• _STATED EXERCISE_: Collect each line holding the string "Fannie".

• _RECORDS FOR PROCESSING_:
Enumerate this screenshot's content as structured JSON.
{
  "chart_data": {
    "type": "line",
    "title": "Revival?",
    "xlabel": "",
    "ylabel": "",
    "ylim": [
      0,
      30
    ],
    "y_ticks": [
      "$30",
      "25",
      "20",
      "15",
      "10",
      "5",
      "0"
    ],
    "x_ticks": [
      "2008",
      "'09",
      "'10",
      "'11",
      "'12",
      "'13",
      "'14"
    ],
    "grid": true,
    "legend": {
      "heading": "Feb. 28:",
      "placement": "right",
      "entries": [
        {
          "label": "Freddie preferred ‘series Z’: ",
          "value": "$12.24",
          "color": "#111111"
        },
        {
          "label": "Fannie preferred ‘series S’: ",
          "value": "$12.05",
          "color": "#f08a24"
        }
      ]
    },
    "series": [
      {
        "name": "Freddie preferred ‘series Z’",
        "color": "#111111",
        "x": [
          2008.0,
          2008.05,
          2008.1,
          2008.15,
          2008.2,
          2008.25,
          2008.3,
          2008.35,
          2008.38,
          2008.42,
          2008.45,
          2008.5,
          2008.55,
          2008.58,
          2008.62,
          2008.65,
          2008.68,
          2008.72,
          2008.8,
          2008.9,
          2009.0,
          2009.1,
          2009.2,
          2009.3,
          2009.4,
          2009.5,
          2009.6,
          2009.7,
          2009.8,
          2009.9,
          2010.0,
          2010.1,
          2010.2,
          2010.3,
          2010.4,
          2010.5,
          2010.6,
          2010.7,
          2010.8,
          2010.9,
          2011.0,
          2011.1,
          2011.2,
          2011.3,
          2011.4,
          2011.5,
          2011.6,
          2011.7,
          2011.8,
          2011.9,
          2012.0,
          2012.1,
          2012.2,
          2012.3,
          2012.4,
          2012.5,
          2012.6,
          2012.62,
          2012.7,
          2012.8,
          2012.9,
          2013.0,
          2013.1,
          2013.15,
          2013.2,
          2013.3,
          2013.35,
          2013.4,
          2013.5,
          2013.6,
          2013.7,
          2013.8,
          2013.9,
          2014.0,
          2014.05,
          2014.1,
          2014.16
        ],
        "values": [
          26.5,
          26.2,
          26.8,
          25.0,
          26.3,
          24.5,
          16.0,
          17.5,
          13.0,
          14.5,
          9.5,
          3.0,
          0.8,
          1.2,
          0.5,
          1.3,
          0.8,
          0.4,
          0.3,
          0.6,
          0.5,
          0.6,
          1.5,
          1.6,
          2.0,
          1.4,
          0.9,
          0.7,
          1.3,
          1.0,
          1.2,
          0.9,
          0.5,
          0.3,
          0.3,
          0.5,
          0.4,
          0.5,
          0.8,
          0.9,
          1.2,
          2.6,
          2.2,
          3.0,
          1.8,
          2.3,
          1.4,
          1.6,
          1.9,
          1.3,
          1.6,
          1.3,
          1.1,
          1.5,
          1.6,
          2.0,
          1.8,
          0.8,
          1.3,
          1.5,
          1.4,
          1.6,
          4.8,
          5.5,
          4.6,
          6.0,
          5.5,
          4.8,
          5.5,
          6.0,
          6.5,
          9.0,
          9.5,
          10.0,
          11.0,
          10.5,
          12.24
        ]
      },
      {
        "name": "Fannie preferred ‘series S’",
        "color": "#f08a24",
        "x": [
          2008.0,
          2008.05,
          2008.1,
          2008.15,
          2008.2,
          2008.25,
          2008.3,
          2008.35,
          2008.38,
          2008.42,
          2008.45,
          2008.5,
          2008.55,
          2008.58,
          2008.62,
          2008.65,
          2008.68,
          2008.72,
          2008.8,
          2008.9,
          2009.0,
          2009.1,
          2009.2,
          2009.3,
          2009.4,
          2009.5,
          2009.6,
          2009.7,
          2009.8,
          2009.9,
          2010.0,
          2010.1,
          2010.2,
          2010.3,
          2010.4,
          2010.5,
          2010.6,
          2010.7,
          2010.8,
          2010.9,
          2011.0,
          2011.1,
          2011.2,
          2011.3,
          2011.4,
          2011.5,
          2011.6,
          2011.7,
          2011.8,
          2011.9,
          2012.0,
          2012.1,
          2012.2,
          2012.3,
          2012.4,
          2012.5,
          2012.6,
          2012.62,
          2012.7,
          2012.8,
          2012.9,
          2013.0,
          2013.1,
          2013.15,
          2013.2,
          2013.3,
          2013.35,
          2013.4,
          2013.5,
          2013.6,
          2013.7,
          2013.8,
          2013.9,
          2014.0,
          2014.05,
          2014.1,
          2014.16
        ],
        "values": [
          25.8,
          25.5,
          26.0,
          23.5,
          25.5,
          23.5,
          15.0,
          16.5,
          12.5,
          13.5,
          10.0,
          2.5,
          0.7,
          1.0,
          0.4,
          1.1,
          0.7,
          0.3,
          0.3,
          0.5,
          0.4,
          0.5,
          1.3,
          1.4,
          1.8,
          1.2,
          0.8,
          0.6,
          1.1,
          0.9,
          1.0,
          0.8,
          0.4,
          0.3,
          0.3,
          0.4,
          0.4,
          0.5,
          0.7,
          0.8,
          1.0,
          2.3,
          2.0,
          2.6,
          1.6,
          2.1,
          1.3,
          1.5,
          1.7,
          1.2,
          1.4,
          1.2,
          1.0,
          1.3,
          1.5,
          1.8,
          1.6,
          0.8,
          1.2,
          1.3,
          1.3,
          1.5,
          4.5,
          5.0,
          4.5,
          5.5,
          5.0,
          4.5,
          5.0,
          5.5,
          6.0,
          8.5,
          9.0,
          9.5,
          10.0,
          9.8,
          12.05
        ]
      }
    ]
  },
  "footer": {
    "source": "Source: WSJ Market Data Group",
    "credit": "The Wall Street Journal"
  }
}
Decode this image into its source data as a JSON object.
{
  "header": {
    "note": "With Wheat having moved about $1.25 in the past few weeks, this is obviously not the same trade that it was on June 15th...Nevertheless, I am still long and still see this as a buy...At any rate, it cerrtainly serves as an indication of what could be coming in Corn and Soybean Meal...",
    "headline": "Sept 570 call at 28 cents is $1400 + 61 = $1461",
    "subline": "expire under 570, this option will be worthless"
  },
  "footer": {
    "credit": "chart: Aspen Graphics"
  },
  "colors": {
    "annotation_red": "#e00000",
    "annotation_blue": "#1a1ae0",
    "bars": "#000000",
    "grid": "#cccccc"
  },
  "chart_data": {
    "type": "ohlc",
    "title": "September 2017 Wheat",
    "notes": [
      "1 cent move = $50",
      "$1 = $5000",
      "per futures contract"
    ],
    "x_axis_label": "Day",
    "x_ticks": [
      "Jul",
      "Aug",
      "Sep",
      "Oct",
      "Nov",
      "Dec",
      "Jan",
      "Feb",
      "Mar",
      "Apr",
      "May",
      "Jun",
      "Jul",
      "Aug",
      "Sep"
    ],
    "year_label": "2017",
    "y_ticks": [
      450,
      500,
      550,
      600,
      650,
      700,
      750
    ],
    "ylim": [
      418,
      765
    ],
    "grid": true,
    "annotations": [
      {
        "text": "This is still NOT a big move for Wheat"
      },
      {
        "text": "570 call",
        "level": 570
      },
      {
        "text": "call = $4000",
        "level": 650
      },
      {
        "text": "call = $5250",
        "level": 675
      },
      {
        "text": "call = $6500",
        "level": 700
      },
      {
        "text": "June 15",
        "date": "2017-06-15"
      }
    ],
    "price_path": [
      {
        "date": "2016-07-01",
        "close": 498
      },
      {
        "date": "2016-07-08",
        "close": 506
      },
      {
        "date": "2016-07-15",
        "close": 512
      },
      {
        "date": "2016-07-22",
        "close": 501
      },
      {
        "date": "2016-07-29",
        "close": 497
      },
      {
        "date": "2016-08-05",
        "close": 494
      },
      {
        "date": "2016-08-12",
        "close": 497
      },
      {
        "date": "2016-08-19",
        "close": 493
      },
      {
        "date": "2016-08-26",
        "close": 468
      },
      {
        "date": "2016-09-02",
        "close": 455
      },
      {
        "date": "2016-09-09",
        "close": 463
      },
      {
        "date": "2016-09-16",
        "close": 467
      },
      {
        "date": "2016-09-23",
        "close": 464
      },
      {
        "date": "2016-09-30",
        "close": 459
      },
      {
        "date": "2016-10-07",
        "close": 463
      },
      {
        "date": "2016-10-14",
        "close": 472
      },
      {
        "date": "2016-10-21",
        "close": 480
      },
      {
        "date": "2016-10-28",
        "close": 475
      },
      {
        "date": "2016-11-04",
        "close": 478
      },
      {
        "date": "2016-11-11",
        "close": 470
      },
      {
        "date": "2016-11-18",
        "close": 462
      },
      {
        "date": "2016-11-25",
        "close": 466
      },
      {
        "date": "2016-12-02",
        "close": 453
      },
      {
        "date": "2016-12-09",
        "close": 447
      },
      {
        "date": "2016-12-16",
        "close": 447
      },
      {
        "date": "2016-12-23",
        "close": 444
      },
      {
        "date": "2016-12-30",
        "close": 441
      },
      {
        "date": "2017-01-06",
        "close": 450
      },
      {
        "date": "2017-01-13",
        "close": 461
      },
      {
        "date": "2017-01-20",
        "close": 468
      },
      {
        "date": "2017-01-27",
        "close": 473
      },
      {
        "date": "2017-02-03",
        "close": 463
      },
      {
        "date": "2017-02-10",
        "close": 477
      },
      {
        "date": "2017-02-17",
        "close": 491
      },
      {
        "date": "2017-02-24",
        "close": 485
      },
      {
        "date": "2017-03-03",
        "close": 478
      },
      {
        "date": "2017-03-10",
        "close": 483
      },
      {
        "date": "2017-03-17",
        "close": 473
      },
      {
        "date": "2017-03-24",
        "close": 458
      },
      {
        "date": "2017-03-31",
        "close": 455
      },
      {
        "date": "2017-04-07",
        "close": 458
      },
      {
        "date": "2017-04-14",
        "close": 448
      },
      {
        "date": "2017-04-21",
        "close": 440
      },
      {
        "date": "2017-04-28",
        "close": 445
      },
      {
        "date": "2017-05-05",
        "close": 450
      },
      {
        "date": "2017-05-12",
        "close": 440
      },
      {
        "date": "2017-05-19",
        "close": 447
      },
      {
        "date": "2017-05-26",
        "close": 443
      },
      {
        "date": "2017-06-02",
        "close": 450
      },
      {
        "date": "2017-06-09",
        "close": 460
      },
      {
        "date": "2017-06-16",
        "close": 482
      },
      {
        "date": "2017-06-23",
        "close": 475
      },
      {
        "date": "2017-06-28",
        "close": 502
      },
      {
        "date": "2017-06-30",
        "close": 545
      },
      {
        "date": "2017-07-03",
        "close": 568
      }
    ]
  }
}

• _ANSWER IN FULL_:
          "label": "Fannie preferred ‘series S’: ",
        "name": "Fannie preferred ‘series S’",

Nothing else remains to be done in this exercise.